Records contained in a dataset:

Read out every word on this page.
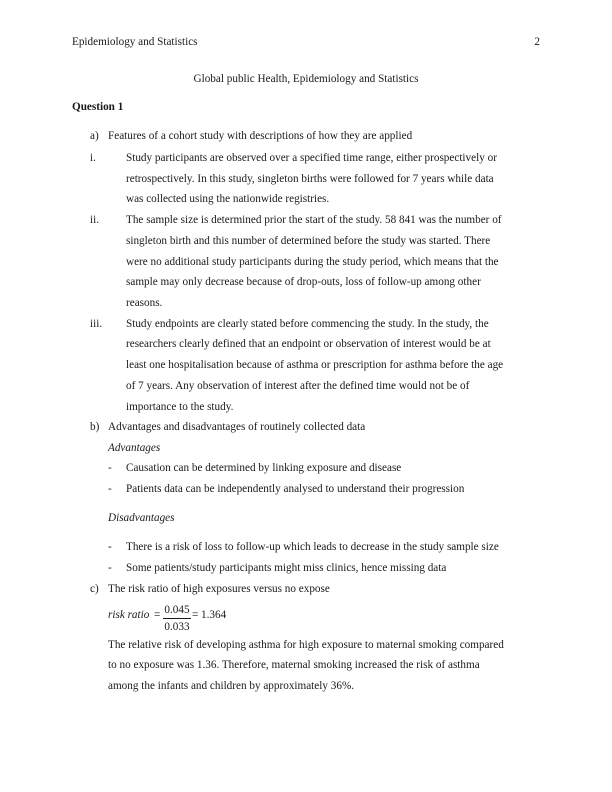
Epidemiology and Statistics	2
Global public Health, Epidemiology and Statistics
Question 1
a) Features of a cohort study with descriptions of how they are applied
i.	Study participants are observed over a specified time range, either prospectively or
retrospectively. In this study, singleton births were followed for 7 years while data
was collected using the nationwide registries.
ii. The sample size is determined prior the start of the study. 58 841 was the number of
singleton birth and this number of determined before the study was started. There
were no additional study participants during the study period, which means that the
sample may only decrease because of drop-outs, loss of follow-up among other
reasons.
iii. Study endpoints are clearly stated before commencing the study. In the study, the
researchers clearly defined that an endpoint or observation of interest would be at
least one hospitalisation because of asthma or prescription for asthma before the age
of 7 years. Any observation of interest after the defined time would not be of
importance to the study.
b) Advantages and disadvantages of routinely collected data
Advantages
- Causation can be determined by linking exposure and disease
- Patients data can be independently analysed to understand their progression
Disadvantages
- There is a risk of loss to follow-up which leads to decrease in the study sample size
- Some patients/study participants might miss clinics, hence missing data
c) The risk ratio of high exposures versus no expose
risk ratio = 0.045
0.033
= 1.364
The relative risk of developing asthma for high exposure to maternal smoking compared
to no exposure was 1.36. Therefore, maternal smoking increased the risk of asthma
among the infants and children by approximately 36%.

EXERCISE BRIEF:
Your answer should consist of every line from the entries that holds "maternal".

TASK RESULT:
The relative risk of developing asthma for high exposure to maternal smoking compared
to no exposure was 1.36. Therefore, maternal smoking increased the risk of asthma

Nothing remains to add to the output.